*** Opening Listed entries ***
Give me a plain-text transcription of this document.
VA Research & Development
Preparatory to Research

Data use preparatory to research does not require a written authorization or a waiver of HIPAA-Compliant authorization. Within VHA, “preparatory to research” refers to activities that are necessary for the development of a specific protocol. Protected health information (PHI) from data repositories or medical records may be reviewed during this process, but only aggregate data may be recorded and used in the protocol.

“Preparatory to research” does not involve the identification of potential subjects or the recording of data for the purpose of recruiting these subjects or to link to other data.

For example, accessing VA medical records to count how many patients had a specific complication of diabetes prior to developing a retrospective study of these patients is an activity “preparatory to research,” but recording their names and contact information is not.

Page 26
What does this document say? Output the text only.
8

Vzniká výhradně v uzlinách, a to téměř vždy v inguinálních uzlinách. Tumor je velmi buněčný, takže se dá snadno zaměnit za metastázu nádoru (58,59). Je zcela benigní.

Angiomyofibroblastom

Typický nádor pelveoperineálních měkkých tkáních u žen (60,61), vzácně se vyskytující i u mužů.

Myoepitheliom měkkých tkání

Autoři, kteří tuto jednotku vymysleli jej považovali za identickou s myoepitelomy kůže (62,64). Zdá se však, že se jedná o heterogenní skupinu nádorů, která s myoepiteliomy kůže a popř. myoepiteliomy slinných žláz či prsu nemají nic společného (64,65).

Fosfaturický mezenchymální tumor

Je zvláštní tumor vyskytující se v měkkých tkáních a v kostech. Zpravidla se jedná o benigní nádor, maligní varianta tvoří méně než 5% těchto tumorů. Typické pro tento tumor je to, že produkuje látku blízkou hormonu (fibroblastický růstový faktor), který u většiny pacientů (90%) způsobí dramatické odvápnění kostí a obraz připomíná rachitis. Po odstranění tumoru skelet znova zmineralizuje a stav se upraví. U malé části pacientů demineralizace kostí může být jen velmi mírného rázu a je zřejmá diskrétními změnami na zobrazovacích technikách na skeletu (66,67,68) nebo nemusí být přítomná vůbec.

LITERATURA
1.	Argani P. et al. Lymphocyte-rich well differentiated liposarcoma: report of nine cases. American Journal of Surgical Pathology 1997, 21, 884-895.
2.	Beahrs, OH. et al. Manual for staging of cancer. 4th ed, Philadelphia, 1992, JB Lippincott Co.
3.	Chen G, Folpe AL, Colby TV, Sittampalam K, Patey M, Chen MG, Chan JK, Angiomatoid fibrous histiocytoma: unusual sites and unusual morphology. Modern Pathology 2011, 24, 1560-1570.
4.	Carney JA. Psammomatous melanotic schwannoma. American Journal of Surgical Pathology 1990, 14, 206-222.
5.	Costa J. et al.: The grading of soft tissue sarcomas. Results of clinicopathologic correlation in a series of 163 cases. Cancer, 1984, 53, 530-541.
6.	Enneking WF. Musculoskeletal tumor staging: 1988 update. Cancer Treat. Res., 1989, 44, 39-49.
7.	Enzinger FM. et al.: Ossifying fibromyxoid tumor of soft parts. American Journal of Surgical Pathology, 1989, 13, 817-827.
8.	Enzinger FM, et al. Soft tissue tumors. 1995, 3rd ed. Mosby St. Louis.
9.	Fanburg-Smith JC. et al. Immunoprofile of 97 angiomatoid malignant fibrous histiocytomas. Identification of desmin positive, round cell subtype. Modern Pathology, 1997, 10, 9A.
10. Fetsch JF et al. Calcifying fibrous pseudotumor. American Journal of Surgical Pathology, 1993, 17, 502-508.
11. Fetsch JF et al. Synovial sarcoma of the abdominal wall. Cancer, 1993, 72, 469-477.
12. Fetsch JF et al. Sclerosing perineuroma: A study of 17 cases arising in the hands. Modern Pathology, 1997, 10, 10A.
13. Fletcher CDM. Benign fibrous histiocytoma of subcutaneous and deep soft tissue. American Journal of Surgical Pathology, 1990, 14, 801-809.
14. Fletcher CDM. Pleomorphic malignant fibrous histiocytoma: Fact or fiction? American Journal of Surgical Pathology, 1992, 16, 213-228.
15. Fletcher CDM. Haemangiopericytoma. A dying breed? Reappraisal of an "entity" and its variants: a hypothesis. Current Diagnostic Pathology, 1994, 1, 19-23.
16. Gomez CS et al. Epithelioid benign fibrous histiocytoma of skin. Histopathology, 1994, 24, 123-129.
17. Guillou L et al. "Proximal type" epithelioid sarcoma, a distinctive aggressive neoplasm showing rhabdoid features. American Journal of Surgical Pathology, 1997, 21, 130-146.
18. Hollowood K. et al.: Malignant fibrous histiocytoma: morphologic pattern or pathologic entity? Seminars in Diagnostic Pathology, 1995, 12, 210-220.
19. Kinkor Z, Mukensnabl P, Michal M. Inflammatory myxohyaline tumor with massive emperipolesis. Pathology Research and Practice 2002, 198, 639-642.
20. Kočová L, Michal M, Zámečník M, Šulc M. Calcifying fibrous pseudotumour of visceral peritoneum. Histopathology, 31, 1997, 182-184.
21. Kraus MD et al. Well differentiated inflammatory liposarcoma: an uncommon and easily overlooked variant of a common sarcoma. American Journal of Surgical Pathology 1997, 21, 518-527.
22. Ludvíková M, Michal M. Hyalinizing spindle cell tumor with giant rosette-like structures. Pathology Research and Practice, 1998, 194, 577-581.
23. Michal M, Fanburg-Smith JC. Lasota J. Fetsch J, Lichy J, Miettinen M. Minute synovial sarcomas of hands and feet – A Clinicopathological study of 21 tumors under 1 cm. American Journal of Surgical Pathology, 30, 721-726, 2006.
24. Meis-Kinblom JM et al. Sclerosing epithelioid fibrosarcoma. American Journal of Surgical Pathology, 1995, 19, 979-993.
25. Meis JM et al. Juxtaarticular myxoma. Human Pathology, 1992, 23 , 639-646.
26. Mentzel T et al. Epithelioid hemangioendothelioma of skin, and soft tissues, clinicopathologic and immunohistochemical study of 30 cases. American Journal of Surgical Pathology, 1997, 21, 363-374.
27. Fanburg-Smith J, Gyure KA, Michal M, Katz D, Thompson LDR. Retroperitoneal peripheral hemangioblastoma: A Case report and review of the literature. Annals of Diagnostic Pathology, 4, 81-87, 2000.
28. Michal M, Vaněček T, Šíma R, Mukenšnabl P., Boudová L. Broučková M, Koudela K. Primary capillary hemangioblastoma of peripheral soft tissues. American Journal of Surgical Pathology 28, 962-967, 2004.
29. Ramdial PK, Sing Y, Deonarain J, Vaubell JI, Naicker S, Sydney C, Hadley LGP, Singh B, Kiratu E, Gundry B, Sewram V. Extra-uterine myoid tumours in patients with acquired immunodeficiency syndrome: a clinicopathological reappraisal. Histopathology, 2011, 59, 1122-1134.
*** Closing Listed entries ***
Report each line in the preceding entries that holds the string "cases".

Completed exercise
1.	Argani P. et al. Lymphocyte-rich well differentiated liposarcoma: report of nine cases. American Journal of Surgical Pathology 1997, 21, 884-895.
5.	Costa J. et al.: The grading of soft tissue sarcomas. Results of clinicopathologic correlation in a series of 163 cases. Cancer, 1984, 53, 530-541.
12. Fetsch JF et al. Sclerosing perineuroma: A study of 17 cases arising in the hands. Modern Pathology, 1997, 10, 10A.
26. Mentzel T et al. Epithelioid hemangioendothelioma of skin, and soft tissues, clinicopathologic and immunohistochemical study of 30 cases. American Journal of Surgical Pathology, 1997, 21, 363-374.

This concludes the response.